*TASK BRIEF*. Only the pictures are to be left out; set down the rest of the records exactly.

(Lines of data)
>> BEGIN
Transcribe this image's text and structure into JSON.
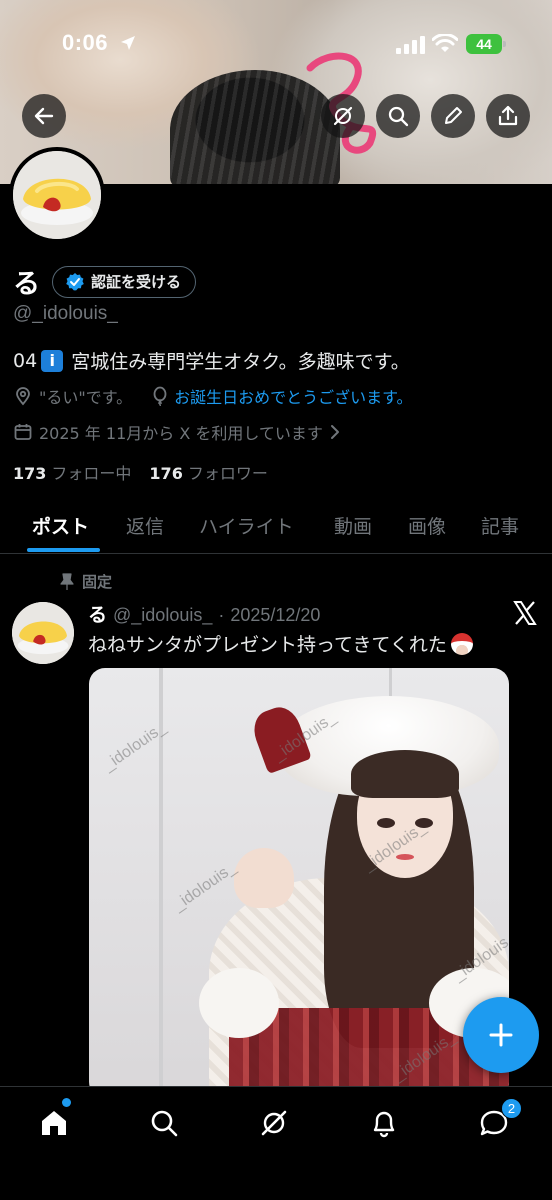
{
  "status_bar": {
    "time": "0:06",
    "battery": "44"
  },
  "profile": {
    "name": "る",
    "verify_label": "認証を受ける",
    "handle": "@_idolouis_",
    "bio_prefix": "04",
    "bio_emoji_char": "i",
    "bio_text": "宮城住み専門学生オタク。多趣味です。",
    "location": "\"るい\"です。",
    "birthday_text": "お誕生日おめでとうございます。",
    "joined": "2025 年 11月から X を利用しています",
    "following_count": "173",
    "following_label": "フォロー中",
    "followers_count": "176",
    "followers_label": "フォロワー"
  },
  "tabs": [
    {
      "label": "ポスト",
      "active": true
    },
    {
      "label": "返信"
    },
    {
      "label": "ハイライト"
    },
    {
      "label": "動画"
    },
    {
      "label": "画像"
    },
    {
      "label": "記事"
    }
  ],
  "post": {
    "pinned_label": "固定",
    "author": "る",
    "handle": "@_idolouis_",
    "separator": "·",
    "date": "2025/12/20",
    "text": "ねねサンタがプレゼント持ってきてくれた",
    "watermark": "_idolouis_"
  },
  "nav": {
    "messages_badge": "2"
  },
  "icons": {
    "back": "back-arrow-icon",
    "grok": "grok-icon",
    "search": "search-icon",
    "edit": "pencil-icon",
    "share": "share-icon",
    "location": "location-icon",
    "balloon": "balloon-icon",
    "calendar": "calendar-icon",
    "pin": "pin-icon",
    "x_logo": "x-logo-icon",
    "compose": "plus-icon",
    "home": "home-icon",
    "notifications": "bell-icon",
    "messages": "messages-icon"
  },
  "colors": {
    "accent": "#1d9bf0",
    "background": "#000000",
    "muted_text": "#71767b",
    "border": "#2f3336"
  }
}
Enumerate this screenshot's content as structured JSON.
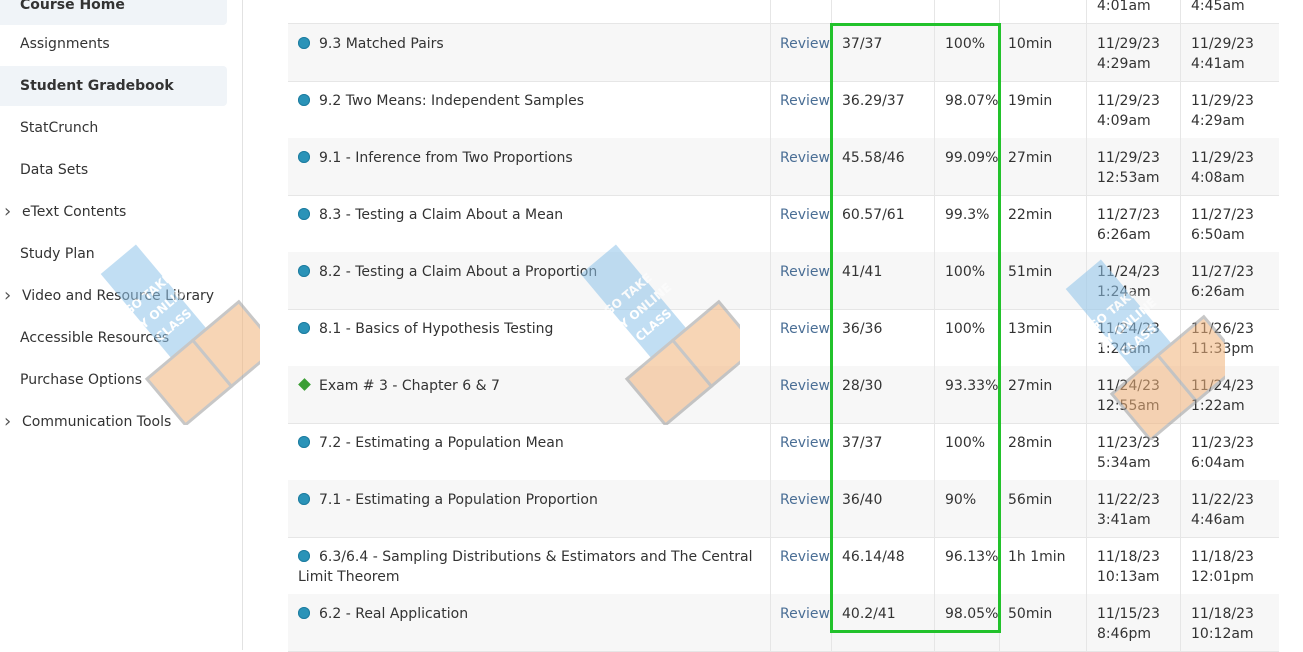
{
  "sidebar": {
    "items": [
      {
        "label": "Course Home",
        "active": true,
        "expandable": false
      },
      {
        "label": "Assignments",
        "active": false,
        "expandable": false
      },
      {
        "label": "Student Gradebook",
        "active": true,
        "expandable": false
      },
      {
        "label": "StatCrunch",
        "active": false,
        "expandable": false
      },
      {
        "label": "Data Sets",
        "active": false,
        "expandable": false
      },
      {
        "label": "eText Contents",
        "active": false,
        "expandable": true
      },
      {
        "label": "Study Plan",
        "active": false,
        "expandable": false
      },
      {
        "label": "Video and Resource Library",
        "active": false,
        "expandable": true
      },
      {
        "label": "Accessible Resources",
        "active": false,
        "expandable": false
      },
      {
        "label": "Purchase Options",
        "active": false,
        "expandable": false
      },
      {
        "label": "Communication Tools",
        "active": false,
        "expandable": true
      }
    ]
  },
  "top_partial": {
    "start_time": "4:01am",
    "end_time": "4:45am"
  },
  "rows": [
    {
      "icon": "circle-icon",
      "name": "9.3 Matched Pairs",
      "review": "Review",
      "score": "37/37",
      "percent": "100%",
      "time": "10min",
      "start_date": "11/29/23",
      "start_time": "4:29am",
      "end_date": "11/29/23",
      "end_time": "4:41am"
    },
    {
      "icon": "circle-icon",
      "name": "9.2 Two Means: Independent Samples",
      "review": "Review",
      "score": "36.29/37",
      "percent": "98.07%",
      "time": "19min",
      "start_date": "11/29/23",
      "start_time": "4:09am",
      "end_date": "11/29/23",
      "end_time": "4:29am"
    },
    {
      "icon": "circle-icon",
      "name": "9.1 - Inference from Two Proportions",
      "review": "Review",
      "score": "45.58/46",
      "percent": "99.09%",
      "time": "27min",
      "start_date": "11/29/23",
      "start_time": "12:53am",
      "end_date": "11/29/23",
      "end_time": "4:08am"
    },
    {
      "icon": "circle-icon",
      "name": "8.3 - Testing a Claim About a Mean",
      "review": "Review",
      "score": "60.57/61",
      "percent": "99.3%",
      "time": "22min",
      "start_date": "11/27/23",
      "start_time": "6:26am",
      "end_date": "11/27/23",
      "end_time": "6:50am"
    },
    {
      "icon": "circle-icon",
      "name": "8.2 - Testing a Claim About a Proportion",
      "review": "Review",
      "score": "41/41",
      "percent": "100%",
      "time": "51min",
      "start_date": "11/24/23",
      "start_time": "1:24am",
      "end_date": "11/27/23",
      "end_time": "6:26am"
    },
    {
      "icon": "circle-icon",
      "name": "8.1 - Basics of Hypothesis Testing",
      "review": "Review",
      "score": "36/36",
      "percent": "100%",
      "time": "13min",
      "start_date": "11/24/23",
      "start_time": "1:24am",
      "end_date": "11/26/23",
      "end_time": "11:33pm"
    },
    {
      "icon": "diamond-icon",
      "name": "Exam # 3 - Chapter 6 & 7",
      "review": "Review",
      "score": "28/30",
      "percent": "93.33%",
      "time": "27min",
      "start_date": "11/24/23",
      "start_time": "12:55am",
      "end_date": "11/24/23",
      "end_time": "1:22am"
    },
    {
      "icon": "circle-icon",
      "name": "7.2 - Estimating a Population Mean",
      "review": "Review",
      "score": "37/37",
      "percent": "100%",
      "time": "28min",
      "start_date": "11/23/23",
      "start_time": "5:34am",
      "end_date": "11/23/23",
      "end_time": "6:04am"
    },
    {
      "icon": "circle-icon",
      "name": "7.1 - Estimating a Population Proportion",
      "review": "Review",
      "score": "36/40",
      "percent": "90%",
      "time": "56min",
      "start_date": "11/22/23",
      "start_time": "3:41am",
      "end_date": "11/22/23",
      "end_time": "4:46am"
    },
    {
      "icon": "circle-icon",
      "name": "6.3/6.4 - Sampling Distributions & Estimators and The Central Limit Theorem",
      "review": "Review",
      "score": "46.14/48",
      "percent": "96.13%",
      "time": "1h 1min",
      "start_date": "11/18/23",
      "start_time": "10:13am",
      "end_date": "11/18/23",
      "end_time": "12:01pm"
    },
    {
      "icon": "circle-icon",
      "name": "6.2 - Real Application",
      "review": "Review",
      "score": "40.2/41",
      "percent": "98.05%",
      "time": "50min",
      "start_date": "11/15/23",
      "start_time": "8:46pm",
      "end_date": "11/18/23",
      "end_time": "10:12am"
    }
  ],
  "watermark": {
    "line1": "GO TAKE",
    "line2": "MY ONLINE",
    "line3": "CLASS"
  },
  "colors": {
    "highlight": "#22c22b",
    "link": "#4a6e95",
    "dot": "#2a93b8",
    "diamond": "#3b9e35"
  }
}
>> END
*OUTPUT FOR THIS TASK*.
Transcribe this image's text and structure into JSON.
{
  "status_bar": {
    "time": "0:06",
    "battery": "44"
  },
  "profile": {
    "name": "る",
    "verify_label": "認証を受ける",
    "handle": "@_idolouis_",
    "bio_prefix": "04",
    "bio_emoji_char": "i",
    "bio_text": "宮城住み専門学生オタク。多趣味です。",
    "location": "\"るい\"です。",
    "birthday_text": "お誕生日おめでとうございます。",
    "joined": "2025 年 11月から X を利用しています",
    "following_count": "173",
    "following_label": "フォロー中",
    "followers_count": "176",
    "followers_label": "フォロワー"
  },
  "tabs": [
    {
      "label": "ポスト",
      "active": true
    },
    {
      "label": "返信"
    },
    {
      "label": "ハイライト"
    },
    {
      "label": "動画"
    },
    {
      "label": "画像"
    },
    {
      "label": "記事"
    }
  ],
  "post": {
    "pinned_label": "固定",
    "author": "る",
    "handle": "@_idolouis_",
    "separator": "·",
    "date": "2025/12/20",
    "text": "ねねサンタがプレゼント持ってきてくれた",
    "watermark": "_idolouis_"
  },
  "nav": {
    "messages_badge": "2"
  },
  "icons": {
    "back": "back-arrow-icon",
    "grok": "grok-icon",
    "search": "search-icon",
    "edit": "pencil-icon",
    "share": "share-icon",
    "location": "location-icon",
    "balloon": "balloon-icon",
    "calendar": "calendar-icon",
    "pin": "pin-icon",
    "x_logo": "x-logo-icon",
    "compose": "plus-icon",
    "home": "home-icon",
    "notifications": "bell-icon",
    "messages": "messages-icon"
  },
  "colors": {
    "accent": "#1d9bf0",
    "background": "#000000",
    "muted_text": "#71767b",
    "border": "#2f3336"
  }
}
Enumerate this screenshot's content as structured JSON.
{
  "sidebar": {
    "items": [
      {
        "label": "Course Home",
        "active": true,
        "expandable": false
      },
      {
        "label": "Assignments",
        "active": false,
        "expandable": false
      },
      {
        "label": "Student Gradebook",
        "active": true,
        "expandable": false
      },
      {
        "label": "StatCrunch",
        "active": false,
        "expandable": false
      },
      {
        "label": "Data Sets",
        "active": false,
        "expandable": false
      },
      {
        "label": "eText Contents",
        "active": false,
        "expandable": true
      },
      {
        "label": "Study Plan",
        "active": false,
        "expandable": false
      },
      {
        "label": "Video and Resource Library",
        "active": false,
        "expandable": true
      },
      {
        "label": "Accessible Resources",
        "active": false,
        "expandable": false
      },
      {
        "label": "Purchase Options",
        "active": false,
        "expandable": false
      },
      {
        "label": "Communication Tools",
        "active": false,
        "expandable": true
      }
    ]
  },
  "top_partial": {
    "start_time": "4:01am",
    "end_time": "4:45am"
  },
  "rows": [
    {
      "icon": "circle-icon",
      "name": "9.3 Matched Pairs",
      "review": "Review",
      "score": "37/37",
      "percent": "100%",
      "time": "10min",
      "start_date": "11/29/23",
      "start_time": "4:29am",
      "end_date": "11/29/23",
      "end_time": "4:41am"
    },
    {
      "icon": "circle-icon",
      "name": "9.2 Two Means: Independent Samples",
      "review": "Review",
      "score": "36.29/37",
      "percent": "98.07%",
      "time": "19min",
      "start_date": "11/29/23",
      "start_time": "4:09am",
      "end_date": "11/29/23",
      "end_time": "4:29am"
    },
    {
      "icon": "circle-icon",
      "name": "9.1 - Inference from Two Proportions",
      "review": "Review",
      "score": "45.58/46",
      "percent": "99.09%",
      "time": "27min",
      "start_date": "11/29/23",
      "start_time": "12:53am",
      "end_date": "11/29/23",
      "end_time": "4:08am"
    },
    {
      "icon": "circle-icon",
      "name": "8.3 - Testing a Claim About a Mean",
      "review": "Review",
      "score": "60.57/61",
      "percent": "99.3%",
      "time": "22min",
      "start_date": "11/27/23",
      "start_time": "6:26am",
      "end_date": "11/27/23",
      "end_time": "6:50am"
    },
    {
      "icon": "circle-icon",
      "name": "8.2 - Testing a Claim About a Proportion",
      "review": "Review",
      "score": "41/41",
      "percent": "100%",
      "time": "51min",
      "start_date": "11/24/23",
      "start_time": "1:24am",
      "end_date": "11/27/23",
      "end_time": "6:26am"
    },
    {
      "icon": "circle-icon",
      "name": "8.1 - Basics of Hypothesis Testing",
      "review": "Review",
      "score": "36/36",
      "percent": "100%",
      "time": "13min",
      "start_date": "11/24/23",
      "start_time": "1:24am",
      "end_date": "11/26/23",
      "end_time": "11:33pm"
    },
    {
      "icon": "diamond-icon",
      "name": "Exam # 3 - Chapter 6 & 7",
      "review": "Review",
      "score": "28/30",
      "percent": "93.33%",
      "time": "27min",
      "start_date": "11/24/23",
      "start_time": "12:55am",
      "end_date": "11/24/23",
      "end_time": "1:22am"
    },
    {
      "icon": "circle-icon",
      "name": "7.2 - Estimating a Population Mean",
      "review": "Review",
      "score": "37/37",
      "percent": "100%",
      "time": "28min",
      "start_date": "11/23/23",
      "start_time": "5:34am",
      "end_date": "11/23/23",
      "end_time": "6:04am"
    },
    {
      "icon": "circle-icon",
      "name": "7.1 - Estimating a Population Proportion",
      "review": "Review",
      "score": "36/40",
      "percent": "90%",
      "time": "56min",
      "start_date": "11/22/23",
      "start_time": "3:41am",
      "end_date": "11/22/23",
      "end_time": "4:46am"
    },
    {
      "icon": "circle-icon",
      "name": "6.3/6.4 - Sampling Distributions & Estimators and The Central Limit Theorem",
      "review": "Review",
      "score": "46.14/48",
      "percent": "96.13%",
      "time": "1h 1min",
      "start_date": "11/18/23",
      "start_time": "10:13am",
      "end_date": "11/18/23",
      "end_time": "12:01pm"
    },
    {
      "icon": "circle-icon",
      "name": "6.2 - Real Application",
      "review": "Review",
      "score": "40.2/41",
      "percent": "98.05%",
      "time": "50min",
      "start_date": "11/15/23",
      "start_time": "8:46pm",
      "end_date": "11/18/23",
      "end_time": "10:12am"
    }
  ],
  "watermark": {
    "line1": "GO TAKE",
    "line2": "MY ONLINE",
    "line3": "CLASS"
  },
  "colors": {
    "highlight": "#22c22b",
    "link": "#4a6e95",
    "dot": "#2a93b8",
    "diamond": "#3b9e35"
  }
}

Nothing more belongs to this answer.